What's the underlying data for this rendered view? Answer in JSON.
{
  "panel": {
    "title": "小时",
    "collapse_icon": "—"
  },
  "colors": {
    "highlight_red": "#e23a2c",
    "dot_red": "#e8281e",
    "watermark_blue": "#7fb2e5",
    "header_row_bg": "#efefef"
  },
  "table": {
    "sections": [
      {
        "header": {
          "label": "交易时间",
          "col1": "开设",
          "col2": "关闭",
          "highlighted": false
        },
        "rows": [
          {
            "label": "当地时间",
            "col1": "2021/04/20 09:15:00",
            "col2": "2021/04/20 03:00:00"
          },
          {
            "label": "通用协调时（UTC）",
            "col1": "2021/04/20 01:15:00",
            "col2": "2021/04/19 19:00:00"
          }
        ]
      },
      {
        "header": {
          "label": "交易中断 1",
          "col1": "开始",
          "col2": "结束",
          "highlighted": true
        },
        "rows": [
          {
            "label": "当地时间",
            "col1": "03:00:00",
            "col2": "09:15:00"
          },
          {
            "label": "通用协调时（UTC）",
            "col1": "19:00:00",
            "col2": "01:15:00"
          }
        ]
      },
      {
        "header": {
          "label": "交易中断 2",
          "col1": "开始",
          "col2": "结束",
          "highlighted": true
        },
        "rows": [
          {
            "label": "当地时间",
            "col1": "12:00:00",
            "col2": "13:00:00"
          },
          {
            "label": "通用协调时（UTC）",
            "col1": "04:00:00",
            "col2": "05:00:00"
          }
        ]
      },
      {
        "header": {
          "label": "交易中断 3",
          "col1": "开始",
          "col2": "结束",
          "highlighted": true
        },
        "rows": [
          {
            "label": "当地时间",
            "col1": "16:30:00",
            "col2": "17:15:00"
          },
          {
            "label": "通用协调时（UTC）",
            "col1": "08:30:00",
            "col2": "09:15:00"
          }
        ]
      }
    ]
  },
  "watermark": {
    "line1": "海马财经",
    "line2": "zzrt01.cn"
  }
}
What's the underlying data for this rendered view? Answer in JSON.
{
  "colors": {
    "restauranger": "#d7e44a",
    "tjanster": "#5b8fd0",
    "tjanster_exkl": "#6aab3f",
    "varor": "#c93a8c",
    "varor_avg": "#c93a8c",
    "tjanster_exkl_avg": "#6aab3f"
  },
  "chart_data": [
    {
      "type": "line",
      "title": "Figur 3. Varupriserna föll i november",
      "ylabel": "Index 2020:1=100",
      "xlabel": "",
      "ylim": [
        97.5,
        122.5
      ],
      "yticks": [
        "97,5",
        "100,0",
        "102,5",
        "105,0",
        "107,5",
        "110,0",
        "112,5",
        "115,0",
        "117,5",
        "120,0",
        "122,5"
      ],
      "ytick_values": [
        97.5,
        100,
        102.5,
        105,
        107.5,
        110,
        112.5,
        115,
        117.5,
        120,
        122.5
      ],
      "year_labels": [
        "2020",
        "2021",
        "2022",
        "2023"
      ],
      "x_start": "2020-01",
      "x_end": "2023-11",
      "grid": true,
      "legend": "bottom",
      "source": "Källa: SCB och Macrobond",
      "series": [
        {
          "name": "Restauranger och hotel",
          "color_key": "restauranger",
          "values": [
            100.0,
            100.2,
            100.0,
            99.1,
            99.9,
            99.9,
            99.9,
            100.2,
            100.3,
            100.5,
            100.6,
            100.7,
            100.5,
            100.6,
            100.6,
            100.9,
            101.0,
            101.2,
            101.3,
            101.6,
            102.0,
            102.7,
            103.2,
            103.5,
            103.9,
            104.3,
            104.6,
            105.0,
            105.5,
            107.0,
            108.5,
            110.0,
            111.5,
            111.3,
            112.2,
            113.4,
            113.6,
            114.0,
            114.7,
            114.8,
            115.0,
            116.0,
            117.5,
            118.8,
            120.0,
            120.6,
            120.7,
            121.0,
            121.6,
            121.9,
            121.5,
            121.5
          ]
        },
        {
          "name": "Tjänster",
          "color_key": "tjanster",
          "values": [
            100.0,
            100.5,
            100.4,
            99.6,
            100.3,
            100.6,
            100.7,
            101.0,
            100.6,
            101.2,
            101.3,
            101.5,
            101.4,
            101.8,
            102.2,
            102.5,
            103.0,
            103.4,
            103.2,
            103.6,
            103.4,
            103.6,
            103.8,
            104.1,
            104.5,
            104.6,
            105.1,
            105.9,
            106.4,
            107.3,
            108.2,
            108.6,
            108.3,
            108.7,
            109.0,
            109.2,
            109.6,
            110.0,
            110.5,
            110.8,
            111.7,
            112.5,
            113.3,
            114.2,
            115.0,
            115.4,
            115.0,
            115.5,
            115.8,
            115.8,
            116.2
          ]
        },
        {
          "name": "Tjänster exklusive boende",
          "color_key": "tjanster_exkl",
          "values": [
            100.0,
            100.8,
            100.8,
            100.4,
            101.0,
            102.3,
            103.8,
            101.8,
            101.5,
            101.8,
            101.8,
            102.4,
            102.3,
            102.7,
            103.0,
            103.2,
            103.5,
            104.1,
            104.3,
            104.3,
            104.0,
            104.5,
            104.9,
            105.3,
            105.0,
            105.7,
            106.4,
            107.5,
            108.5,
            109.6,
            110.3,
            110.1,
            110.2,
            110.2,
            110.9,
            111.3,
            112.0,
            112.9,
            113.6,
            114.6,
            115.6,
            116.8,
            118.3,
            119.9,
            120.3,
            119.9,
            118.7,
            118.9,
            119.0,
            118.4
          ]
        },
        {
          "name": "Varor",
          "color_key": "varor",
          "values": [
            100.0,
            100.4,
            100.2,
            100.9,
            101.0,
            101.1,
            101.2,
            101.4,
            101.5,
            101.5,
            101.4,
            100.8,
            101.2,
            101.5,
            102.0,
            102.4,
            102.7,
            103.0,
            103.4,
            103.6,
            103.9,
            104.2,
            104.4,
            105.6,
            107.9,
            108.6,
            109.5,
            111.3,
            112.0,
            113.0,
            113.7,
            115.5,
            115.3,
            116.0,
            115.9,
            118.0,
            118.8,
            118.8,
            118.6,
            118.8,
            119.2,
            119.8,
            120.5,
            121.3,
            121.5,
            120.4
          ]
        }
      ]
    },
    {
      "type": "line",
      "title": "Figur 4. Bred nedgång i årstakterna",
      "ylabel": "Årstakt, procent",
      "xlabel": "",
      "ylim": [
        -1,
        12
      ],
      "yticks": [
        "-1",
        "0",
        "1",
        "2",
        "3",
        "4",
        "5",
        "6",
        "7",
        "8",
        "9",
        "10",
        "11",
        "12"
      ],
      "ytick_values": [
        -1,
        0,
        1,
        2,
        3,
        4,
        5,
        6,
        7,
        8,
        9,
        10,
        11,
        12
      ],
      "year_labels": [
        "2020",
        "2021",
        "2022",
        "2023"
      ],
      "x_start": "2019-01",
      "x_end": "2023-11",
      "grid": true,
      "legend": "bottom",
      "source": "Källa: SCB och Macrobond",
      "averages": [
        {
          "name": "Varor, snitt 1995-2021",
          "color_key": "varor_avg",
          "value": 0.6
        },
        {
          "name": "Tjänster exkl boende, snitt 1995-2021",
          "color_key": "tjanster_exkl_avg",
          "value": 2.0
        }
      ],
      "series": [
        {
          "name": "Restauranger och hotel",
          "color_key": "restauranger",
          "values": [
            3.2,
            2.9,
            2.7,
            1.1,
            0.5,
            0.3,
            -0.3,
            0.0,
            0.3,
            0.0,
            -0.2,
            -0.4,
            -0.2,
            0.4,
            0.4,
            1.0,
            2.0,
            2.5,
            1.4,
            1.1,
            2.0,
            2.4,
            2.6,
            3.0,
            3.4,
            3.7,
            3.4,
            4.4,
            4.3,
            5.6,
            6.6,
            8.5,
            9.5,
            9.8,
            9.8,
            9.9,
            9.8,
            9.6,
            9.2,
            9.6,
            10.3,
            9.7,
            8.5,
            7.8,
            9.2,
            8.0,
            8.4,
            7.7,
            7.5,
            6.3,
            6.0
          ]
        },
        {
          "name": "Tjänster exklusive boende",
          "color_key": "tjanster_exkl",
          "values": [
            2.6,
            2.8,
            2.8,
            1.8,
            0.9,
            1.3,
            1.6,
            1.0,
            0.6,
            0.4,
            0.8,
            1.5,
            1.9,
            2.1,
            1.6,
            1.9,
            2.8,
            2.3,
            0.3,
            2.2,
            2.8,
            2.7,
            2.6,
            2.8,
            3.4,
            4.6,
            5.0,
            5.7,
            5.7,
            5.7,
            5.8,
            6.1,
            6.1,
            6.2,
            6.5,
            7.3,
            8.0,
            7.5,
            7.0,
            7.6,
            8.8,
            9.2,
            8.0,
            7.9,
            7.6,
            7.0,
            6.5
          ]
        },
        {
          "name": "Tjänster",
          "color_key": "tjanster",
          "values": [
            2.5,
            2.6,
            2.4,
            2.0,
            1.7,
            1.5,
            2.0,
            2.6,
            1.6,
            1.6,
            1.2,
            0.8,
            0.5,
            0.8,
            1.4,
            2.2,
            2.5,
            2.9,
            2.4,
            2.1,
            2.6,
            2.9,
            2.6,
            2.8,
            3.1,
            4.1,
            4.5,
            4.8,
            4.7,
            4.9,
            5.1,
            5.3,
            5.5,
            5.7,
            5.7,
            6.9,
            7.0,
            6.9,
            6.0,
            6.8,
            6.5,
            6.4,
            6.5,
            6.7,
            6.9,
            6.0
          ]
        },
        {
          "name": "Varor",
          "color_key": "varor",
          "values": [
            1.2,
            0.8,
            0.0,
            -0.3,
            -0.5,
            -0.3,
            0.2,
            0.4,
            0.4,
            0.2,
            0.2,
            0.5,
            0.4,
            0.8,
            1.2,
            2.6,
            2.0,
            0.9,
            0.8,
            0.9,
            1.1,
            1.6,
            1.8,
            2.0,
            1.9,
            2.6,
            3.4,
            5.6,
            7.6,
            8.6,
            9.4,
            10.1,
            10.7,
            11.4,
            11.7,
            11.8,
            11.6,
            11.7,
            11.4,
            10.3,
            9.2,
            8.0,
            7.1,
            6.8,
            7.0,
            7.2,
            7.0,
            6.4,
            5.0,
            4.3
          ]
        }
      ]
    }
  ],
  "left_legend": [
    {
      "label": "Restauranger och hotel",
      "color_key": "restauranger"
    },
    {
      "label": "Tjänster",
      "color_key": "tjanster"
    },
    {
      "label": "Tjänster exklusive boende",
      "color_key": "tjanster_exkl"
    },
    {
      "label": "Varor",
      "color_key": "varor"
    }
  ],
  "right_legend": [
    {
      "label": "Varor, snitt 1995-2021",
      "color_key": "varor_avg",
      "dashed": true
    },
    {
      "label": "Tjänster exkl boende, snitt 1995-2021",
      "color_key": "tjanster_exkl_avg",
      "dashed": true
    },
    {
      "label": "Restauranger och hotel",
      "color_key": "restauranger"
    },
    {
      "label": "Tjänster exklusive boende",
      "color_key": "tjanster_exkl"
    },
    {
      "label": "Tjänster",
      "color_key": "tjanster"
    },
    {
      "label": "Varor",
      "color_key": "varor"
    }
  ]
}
_____
▶ _YOUR TASK_: The word "ylabel" may occur in lines of the records. Report how many such lines there are, giving only the number.

▶ _ANSWER FOR THIS EXERCISE_: 2